- [To be done]: Would you set down every entry shown below, precisely as written?

- [Supplied material]:
-=-=-

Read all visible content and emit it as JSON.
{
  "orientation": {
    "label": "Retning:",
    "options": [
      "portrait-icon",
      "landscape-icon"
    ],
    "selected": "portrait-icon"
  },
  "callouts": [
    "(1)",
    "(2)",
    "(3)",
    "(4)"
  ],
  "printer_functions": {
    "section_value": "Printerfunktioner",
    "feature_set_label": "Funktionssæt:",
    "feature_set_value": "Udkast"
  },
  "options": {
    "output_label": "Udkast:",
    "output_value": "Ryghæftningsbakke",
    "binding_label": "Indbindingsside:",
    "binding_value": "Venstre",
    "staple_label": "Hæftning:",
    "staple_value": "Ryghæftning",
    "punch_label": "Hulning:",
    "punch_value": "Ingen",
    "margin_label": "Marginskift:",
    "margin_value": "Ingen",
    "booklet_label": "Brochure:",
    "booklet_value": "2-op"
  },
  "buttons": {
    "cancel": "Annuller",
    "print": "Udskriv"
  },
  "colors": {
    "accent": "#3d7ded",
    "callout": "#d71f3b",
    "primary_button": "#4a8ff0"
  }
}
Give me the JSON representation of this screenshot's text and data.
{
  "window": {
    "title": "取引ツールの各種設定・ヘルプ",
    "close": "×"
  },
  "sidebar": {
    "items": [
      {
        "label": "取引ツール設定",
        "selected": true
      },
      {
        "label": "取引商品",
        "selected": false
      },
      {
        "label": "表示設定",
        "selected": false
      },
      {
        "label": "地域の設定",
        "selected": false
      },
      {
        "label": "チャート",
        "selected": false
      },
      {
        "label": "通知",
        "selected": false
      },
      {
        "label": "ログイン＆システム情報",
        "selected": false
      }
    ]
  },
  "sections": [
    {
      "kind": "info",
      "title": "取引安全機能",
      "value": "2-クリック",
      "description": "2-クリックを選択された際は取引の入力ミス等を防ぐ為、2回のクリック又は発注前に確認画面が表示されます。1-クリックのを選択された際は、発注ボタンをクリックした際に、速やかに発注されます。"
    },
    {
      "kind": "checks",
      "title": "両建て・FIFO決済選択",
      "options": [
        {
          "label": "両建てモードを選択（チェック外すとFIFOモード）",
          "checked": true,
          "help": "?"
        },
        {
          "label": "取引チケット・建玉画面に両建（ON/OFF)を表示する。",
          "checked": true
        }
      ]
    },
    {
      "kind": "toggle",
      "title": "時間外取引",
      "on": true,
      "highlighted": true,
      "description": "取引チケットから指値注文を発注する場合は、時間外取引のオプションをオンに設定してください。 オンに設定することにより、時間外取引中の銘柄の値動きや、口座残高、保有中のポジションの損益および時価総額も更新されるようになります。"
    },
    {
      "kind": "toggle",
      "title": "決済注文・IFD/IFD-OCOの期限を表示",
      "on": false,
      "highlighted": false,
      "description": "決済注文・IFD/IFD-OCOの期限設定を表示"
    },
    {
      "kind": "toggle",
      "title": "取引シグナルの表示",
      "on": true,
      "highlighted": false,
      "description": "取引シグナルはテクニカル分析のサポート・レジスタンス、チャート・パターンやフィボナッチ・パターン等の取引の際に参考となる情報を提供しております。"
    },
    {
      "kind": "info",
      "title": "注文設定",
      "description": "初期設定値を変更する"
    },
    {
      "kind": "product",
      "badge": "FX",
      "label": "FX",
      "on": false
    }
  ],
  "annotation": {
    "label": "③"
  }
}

-=-=-

- [Task output]:
Read all visible content and emit it as JSON.
{
  "orientation": {
    "label": "Retning:",
    "options": [
      "portrait-icon",
      "landscape-icon"
    ],
    "selected": "portrait-icon"
  },
  "callouts": [
    "(1)",
    "(2)",
    "(3)",
    "(4)"
  ],
  "printer_functions": {
    "section_value": "Printerfunktioner",
    "feature_set_label": "Funktionssæt:",
    "feature_set_value": "Udkast"
  },
  "options": {
    "output_label": "Udkast:",
    "output_value": "Ryghæftningsbakke",
    "binding_label": "Indbindingsside:",
    "binding_value": "Venstre",
    "staple_label": "Hæftning:",
    "staple_value": "Ryghæftning",
    "punch_label": "Hulning:",
    "punch_value": "Ingen",
    "margin_label": "Marginskift:",
    "margin_value": "Ingen",
    "booklet_label": "Brochure:",
    "booklet_value": "2-op"
  },
  "buttons": {
    "cancel": "Annuller",
    "print": "Udskriv"
  },
  "colors": {
    "accent": "#3d7ded",
    "callout": "#d71f3b",
    "primary_button": "#4a8ff0"
  }
}
Give me the JSON representation of this screenshot's text and data.
{
  "window": {
    "title": "取引ツールの各種設定・ヘルプ",
    "close": "×"
  },
  "sidebar": {
    "items": [
      {
        "label": "取引ツール設定",
        "selected": true
      },
      {
        "label": "取引商品",
        "selected": false
      },
      {
        "label": "表示設定",
        "selected": false
      },
      {
        "label": "地域の設定",
        "selected": false
      },
      {
        "label": "チャート",
        "selected": false
      },
      {
        "label": "通知",
        "selected": false
      },
      {
        "label": "ログイン＆システム情報",
        "selected": false
      }
    ]
  },
  "sections": [
    {
      "kind": "info",
      "title": "取引安全機能",
      "value": "2-クリック",
      "description": "2-クリックを選択された際は取引の入力ミス等を防ぐ為、2回のクリック又は発注前に確認画面が表示されます。1-クリックのを選択された際は、発注ボタンをクリックした際に、速やかに発注されます。"
    },
    {
      "kind": "checks",
      "title": "両建て・FIFO決済選択",
      "options": [
        {
          "label": "両建てモードを選択（チェック外すとFIFOモード）",
          "checked": true,
          "help": "?"
        },
        {
          "label": "取引チケット・建玉画面に両建（ON/OFF)を表示する。",
          "checked": true
        }
      ]
    },
    {
      "kind": "toggle",
      "title": "時間外取引",
      "on": true,
      "highlighted": true,
      "description": "取引チケットから指値注文を発注する場合は、時間外取引のオプションをオンに設定してください。 オンに設定することにより、時間外取引中の銘柄の値動きや、口座残高、保有中のポジションの損益および時価総額も更新されるようになります。"
    },
    {
      "kind": "toggle",
      "title": "決済注文・IFD/IFD-OCOの期限を表示",
      "on": false,
      "highlighted": false,
      "description": "決済注文・IFD/IFD-OCOの期限設定を表示"
    },
    {
      "kind": "toggle",
      "title": "取引シグナルの表示",
      "on": true,
      "highlighted": false,
      "description": "取引シグナルはテクニカル分析のサポート・レジスタンス、チャート・パターンやフィボナッチ・パターン等の取引の際に参考となる情報を提供しております。"
    },
    {
      "kind": "info",
      "title": "注文設定",
      "description": "初期設定値を変更する"
    },
    {
      "kind": "product",
      "badge": "FX",
      "label": "FX",
      "on": false
    }
  ],
  "annotation": {
    "label": "③"
  }
}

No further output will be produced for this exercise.